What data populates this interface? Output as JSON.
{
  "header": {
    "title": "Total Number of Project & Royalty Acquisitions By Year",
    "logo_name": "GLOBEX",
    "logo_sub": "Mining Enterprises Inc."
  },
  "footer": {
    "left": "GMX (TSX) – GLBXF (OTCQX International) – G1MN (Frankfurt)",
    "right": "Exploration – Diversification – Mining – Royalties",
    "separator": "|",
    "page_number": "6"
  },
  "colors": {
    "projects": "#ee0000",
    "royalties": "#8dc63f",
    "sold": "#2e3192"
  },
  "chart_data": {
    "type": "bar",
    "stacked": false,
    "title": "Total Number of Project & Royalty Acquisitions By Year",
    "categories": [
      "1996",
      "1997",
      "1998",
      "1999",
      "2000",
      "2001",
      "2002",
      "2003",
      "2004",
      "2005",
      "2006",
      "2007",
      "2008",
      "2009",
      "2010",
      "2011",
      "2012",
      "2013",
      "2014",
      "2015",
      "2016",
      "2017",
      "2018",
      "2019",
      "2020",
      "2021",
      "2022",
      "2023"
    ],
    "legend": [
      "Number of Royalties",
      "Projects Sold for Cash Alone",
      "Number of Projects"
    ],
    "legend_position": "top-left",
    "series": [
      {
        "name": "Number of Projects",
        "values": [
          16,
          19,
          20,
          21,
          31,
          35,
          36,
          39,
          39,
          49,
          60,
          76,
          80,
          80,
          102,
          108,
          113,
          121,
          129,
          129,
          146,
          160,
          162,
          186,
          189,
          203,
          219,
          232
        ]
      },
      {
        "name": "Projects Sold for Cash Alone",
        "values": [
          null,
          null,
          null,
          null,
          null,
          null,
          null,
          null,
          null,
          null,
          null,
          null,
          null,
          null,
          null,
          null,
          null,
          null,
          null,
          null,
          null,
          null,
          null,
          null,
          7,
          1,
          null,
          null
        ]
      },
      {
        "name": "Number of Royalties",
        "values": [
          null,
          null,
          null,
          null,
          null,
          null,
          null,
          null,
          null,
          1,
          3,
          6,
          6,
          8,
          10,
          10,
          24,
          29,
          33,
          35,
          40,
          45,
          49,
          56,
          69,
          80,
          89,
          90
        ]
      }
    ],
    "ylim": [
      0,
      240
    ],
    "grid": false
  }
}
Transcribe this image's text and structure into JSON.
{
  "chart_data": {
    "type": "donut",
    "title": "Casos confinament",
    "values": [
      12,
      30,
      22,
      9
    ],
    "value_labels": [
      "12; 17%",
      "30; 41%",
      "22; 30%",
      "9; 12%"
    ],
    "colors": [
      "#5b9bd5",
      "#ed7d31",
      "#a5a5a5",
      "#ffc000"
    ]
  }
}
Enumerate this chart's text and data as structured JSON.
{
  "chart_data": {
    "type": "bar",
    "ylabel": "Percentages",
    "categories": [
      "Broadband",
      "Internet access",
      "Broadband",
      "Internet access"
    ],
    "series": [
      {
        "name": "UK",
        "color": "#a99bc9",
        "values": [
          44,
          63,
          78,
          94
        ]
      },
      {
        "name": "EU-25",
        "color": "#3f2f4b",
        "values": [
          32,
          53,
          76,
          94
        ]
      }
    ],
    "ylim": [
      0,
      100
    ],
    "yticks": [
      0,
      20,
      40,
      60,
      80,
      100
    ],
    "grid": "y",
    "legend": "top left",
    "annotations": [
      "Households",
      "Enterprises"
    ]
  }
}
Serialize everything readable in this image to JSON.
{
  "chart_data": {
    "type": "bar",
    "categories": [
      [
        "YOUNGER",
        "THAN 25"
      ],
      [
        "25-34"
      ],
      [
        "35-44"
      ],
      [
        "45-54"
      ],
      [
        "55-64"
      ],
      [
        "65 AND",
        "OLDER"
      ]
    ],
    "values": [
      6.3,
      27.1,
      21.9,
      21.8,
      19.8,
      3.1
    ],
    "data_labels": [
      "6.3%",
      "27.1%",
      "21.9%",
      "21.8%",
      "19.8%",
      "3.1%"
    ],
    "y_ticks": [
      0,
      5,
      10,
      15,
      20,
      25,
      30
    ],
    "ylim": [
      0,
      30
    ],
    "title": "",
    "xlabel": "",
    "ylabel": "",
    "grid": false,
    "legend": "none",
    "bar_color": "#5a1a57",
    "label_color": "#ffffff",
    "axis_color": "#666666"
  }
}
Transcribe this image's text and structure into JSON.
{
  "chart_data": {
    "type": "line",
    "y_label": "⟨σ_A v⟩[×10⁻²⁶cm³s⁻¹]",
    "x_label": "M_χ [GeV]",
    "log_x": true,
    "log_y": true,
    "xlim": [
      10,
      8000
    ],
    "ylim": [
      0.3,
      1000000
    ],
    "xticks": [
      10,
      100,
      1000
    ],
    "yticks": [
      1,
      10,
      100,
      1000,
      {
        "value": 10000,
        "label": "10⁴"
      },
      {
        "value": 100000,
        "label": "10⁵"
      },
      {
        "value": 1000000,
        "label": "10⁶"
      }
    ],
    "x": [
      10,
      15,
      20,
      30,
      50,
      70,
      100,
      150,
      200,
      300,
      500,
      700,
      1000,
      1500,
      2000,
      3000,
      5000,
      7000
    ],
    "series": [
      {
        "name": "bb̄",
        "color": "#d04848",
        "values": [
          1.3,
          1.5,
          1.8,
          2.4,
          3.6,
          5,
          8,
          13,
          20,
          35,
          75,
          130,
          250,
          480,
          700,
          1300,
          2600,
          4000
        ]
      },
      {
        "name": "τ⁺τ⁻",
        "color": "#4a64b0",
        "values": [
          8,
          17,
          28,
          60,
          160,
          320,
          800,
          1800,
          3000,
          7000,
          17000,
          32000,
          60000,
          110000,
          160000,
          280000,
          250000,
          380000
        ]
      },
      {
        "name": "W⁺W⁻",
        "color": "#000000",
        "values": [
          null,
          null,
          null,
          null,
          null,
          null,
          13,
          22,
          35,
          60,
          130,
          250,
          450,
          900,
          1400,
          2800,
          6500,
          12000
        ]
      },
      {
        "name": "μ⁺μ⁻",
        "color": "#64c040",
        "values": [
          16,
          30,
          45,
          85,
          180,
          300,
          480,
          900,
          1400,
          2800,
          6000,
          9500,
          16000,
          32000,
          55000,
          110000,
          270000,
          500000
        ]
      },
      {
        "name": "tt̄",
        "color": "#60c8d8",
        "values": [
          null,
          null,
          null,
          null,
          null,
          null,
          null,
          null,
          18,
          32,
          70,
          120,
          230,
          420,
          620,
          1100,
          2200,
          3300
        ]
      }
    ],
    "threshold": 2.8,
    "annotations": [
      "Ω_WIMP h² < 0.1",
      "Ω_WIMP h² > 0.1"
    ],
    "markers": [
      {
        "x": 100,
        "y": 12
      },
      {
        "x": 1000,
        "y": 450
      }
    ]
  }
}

⁂

TASK INSTRUCTIONS.
Copy each line from the data above that includes "left".

ANSWER.
    "left": "GMX (TSX) – GLBXF (OTCQX International) – G1MN (Frankfurt)",
    "legend_position": "top-left",
    "legend": "top left",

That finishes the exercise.